Look over the lines below. Report each one that includes the string "lights".

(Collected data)
=-=-=

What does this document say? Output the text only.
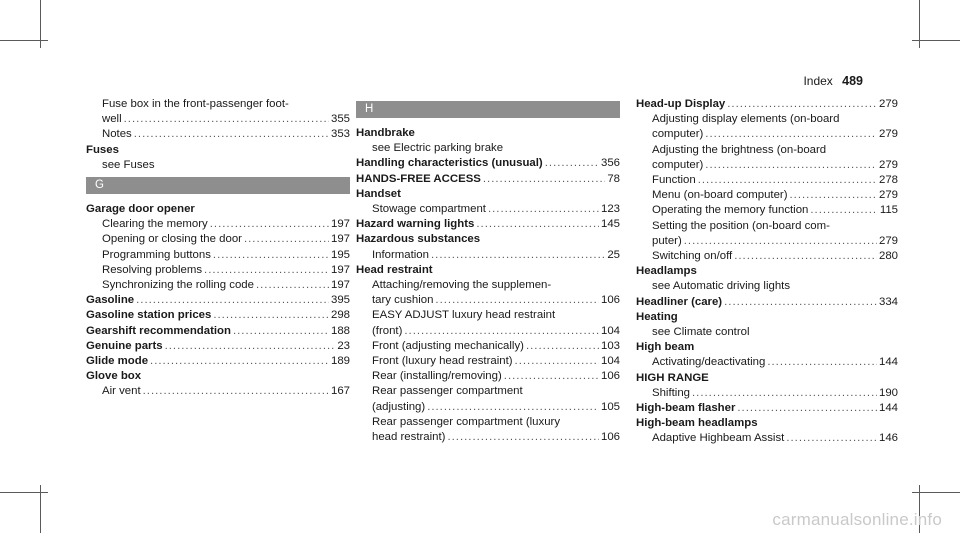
Index 489
Fuse box in the front-passenger foot-
well .....	355
Notes .....	353
Fuses
see Fuses
G
Garage door opener
Clearing the memory .....	197
Opening or closing the door .....	197
Programming buttons .....	195
Resolving problems .....	197
Synchronizing the rolling code .....	197
Gasoline .....	395
Gasoline station prices .....	298
Gearshift recommendation .....	188
Genuine parts .....	23
Glide mode .....	189
Glove box
Air vent .....	167
H
Handbrake
see Electric parking brake
Handling characteristics (unusual) .....	356
HANDS-FREE ACCESS .....	78
Handset
Stowage compartment .....	123
Hazard warning lights .....	145
Hazardous substances
Information .....	25
Head restraint
Attaching/removing the supplemen-
tary cushion .....	106
EASY ADJUST luxury head restraint
(front) .....	104
Front (adjusting mechanically) .....	103
Front (luxury head restraint) .....	104
Rear (installing/removing) .....	106
Rear passenger compartment
(adjusting) .....	105
Rear passenger compartment (luxury
head restraint) .....	106
Head-up Display .....	279
Adjusting display elements (on-board
computer) .....	279
Adjusting the brightness (on-board
computer) .....	279
Function .....	278
Menu (on-board computer) .....	279
Operating the memory function .....	115
Setting the position (on-board com-
puter) .....	279
Switching on/off .....	280
Headlamps
see Automatic driving lights
Headliner (care) .....	334
Heating
see Climate control
High beam
Activating/deactivating .....	144
HIGH RANGE
Shifting .....	190
High-beam flasher .....	144
High-beam headlamps
Adaptive Highbeam Assist .....	146
carmanualsonline.info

=-=-=

▶ _Task result_:
Hazard warning lights .....	145
see Automatic driving lights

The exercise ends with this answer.